§ **Task to complete**:
Reproduce only the lines from the line containing "Serialize everything readable" to the end of the entries below, including both of those lines.

§ **Record extracts**:

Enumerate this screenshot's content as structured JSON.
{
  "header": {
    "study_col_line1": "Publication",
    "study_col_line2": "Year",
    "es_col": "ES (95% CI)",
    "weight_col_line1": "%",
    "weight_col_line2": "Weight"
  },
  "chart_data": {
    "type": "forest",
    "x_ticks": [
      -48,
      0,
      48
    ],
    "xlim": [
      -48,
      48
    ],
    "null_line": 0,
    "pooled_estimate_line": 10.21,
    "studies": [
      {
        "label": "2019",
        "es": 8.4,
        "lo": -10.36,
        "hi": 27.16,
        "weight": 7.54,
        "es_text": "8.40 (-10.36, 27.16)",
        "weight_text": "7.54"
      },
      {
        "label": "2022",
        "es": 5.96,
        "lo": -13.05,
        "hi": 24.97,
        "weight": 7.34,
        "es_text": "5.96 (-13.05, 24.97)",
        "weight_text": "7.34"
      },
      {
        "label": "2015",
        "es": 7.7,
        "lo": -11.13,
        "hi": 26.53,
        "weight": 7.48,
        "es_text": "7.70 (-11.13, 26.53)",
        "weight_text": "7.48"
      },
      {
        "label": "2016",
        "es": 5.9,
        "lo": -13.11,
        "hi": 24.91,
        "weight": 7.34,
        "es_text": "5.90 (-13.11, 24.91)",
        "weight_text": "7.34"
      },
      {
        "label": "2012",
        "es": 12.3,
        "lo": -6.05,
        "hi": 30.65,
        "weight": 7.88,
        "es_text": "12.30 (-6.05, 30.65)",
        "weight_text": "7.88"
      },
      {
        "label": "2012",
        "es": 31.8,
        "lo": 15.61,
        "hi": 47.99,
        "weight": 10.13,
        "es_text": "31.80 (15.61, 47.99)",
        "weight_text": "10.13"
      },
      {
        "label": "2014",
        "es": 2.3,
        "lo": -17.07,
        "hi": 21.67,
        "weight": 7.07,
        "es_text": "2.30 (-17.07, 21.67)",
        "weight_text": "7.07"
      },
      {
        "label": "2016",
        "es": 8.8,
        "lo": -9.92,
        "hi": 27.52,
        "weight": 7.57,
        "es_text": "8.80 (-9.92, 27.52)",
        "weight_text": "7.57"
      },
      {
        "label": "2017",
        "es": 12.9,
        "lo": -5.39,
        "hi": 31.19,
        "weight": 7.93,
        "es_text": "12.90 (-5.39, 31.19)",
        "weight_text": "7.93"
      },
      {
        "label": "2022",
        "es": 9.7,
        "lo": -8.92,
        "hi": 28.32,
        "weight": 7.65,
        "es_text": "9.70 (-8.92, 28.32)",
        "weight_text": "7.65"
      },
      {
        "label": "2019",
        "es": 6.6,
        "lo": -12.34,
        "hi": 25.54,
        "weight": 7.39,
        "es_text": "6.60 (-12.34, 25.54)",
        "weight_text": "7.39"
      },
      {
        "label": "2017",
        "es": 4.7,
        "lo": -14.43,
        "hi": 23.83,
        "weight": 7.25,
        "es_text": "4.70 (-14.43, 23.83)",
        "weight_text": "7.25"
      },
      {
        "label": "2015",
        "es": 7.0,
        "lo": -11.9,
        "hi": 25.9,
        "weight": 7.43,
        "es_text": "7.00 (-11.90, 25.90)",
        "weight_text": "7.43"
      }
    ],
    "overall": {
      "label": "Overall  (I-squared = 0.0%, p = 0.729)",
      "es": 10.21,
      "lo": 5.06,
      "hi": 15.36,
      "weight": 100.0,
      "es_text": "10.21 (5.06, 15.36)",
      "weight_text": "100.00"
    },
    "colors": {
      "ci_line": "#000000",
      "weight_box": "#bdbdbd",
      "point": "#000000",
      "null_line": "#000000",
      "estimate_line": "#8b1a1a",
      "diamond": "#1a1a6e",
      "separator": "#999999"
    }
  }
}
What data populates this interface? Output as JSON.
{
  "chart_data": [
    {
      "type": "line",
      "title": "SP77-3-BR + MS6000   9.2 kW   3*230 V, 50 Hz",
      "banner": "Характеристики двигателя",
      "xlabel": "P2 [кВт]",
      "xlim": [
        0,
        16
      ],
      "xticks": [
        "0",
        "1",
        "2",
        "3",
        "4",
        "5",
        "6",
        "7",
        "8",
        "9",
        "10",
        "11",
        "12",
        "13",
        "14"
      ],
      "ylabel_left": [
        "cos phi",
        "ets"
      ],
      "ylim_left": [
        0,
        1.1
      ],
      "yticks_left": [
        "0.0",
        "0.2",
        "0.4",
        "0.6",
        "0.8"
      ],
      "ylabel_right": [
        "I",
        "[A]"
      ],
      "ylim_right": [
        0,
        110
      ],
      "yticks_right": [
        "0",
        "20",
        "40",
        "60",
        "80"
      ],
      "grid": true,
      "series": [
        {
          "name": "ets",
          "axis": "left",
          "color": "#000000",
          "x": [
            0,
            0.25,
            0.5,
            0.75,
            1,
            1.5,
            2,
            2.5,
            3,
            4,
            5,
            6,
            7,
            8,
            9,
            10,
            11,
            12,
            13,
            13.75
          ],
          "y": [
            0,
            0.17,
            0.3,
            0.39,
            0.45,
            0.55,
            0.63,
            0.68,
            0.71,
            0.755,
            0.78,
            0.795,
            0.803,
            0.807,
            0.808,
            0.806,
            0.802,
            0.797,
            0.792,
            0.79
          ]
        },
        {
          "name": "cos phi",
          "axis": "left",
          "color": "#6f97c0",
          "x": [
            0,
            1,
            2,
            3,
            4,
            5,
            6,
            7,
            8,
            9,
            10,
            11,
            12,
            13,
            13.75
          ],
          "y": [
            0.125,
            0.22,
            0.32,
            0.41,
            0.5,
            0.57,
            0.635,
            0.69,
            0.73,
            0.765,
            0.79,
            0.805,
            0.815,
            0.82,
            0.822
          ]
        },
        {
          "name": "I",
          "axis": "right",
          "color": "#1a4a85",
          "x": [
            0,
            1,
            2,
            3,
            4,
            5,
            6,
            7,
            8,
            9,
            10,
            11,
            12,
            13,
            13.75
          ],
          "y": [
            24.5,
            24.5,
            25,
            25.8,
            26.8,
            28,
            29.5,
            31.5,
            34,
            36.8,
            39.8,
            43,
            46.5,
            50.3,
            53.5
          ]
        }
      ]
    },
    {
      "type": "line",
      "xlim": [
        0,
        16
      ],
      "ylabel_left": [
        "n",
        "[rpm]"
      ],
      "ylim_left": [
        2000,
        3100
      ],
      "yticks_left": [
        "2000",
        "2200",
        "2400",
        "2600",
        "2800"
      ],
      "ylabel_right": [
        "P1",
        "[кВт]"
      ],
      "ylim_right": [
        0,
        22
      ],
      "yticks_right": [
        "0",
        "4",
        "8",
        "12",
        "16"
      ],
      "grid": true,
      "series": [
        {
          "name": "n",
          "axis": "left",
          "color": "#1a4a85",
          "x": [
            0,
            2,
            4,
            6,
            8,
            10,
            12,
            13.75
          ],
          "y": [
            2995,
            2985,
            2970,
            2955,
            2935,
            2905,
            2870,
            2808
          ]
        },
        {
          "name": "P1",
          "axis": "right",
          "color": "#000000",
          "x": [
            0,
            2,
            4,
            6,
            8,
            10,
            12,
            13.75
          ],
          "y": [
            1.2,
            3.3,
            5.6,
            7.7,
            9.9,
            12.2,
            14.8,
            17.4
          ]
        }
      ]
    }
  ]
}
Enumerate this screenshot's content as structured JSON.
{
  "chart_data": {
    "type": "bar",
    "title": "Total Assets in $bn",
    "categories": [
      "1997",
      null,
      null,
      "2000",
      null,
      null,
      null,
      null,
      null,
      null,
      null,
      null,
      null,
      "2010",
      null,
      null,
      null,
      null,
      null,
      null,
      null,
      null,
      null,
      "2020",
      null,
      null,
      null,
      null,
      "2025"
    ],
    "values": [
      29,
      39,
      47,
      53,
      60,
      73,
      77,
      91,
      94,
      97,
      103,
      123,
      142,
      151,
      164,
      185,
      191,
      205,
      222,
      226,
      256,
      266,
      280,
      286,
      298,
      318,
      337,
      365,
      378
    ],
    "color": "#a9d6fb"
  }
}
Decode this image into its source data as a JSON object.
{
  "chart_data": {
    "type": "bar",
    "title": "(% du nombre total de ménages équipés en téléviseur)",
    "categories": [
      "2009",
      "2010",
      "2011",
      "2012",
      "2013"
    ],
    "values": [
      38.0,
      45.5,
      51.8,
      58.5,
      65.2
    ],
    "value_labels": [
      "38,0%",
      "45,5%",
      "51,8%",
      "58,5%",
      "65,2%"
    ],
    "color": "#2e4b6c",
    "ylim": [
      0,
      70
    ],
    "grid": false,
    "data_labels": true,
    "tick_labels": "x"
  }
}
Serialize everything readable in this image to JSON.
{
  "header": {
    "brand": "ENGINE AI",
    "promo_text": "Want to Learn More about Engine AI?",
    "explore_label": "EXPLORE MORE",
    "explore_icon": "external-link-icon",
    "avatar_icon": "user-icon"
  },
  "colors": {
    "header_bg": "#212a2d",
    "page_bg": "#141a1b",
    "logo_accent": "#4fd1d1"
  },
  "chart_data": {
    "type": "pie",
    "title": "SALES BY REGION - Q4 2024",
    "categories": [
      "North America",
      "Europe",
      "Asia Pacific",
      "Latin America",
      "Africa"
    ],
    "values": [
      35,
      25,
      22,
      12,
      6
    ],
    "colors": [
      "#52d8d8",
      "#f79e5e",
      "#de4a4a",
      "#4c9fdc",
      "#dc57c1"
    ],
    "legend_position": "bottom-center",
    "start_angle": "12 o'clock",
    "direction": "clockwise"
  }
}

§ **Result of this exercise**:
Serialize everything readable in this image to JSON.
{
  "header": {
    "brand": "ENGINE AI",
    "promo_text": "Want to Learn More about Engine AI?",
    "explore_label": "EXPLORE MORE",
    "explore_icon": "external-link-icon",
    "avatar_icon": "user-icon"
  },
  "colors": {
    "header_bg": "#212a2d",
    "page_bg": "#141a1b",
    "logo_accent": "#4fd1d1"
  },
  "chart_data": {
    "type": "pie",
    "title": "SALES BY REGION - Q4 2024",
    "categories": [
      "North America",
      "Europe",
      "Asia Pacific",
      "Latin America",
      "Africa"
    ],
    "values": [
      35,
      25,
      22,
      12,
      6
    ],
    "colors": [
      "#52d8d8",
      "#f79e5e",
      "#de4a4a",
      "#4c9fdc",
      "#dc57c1"
    ],
    "legend_position": "bottom-center",
    "start_angle": "12 o'clock",
    "direction": "clockwise"
  }
}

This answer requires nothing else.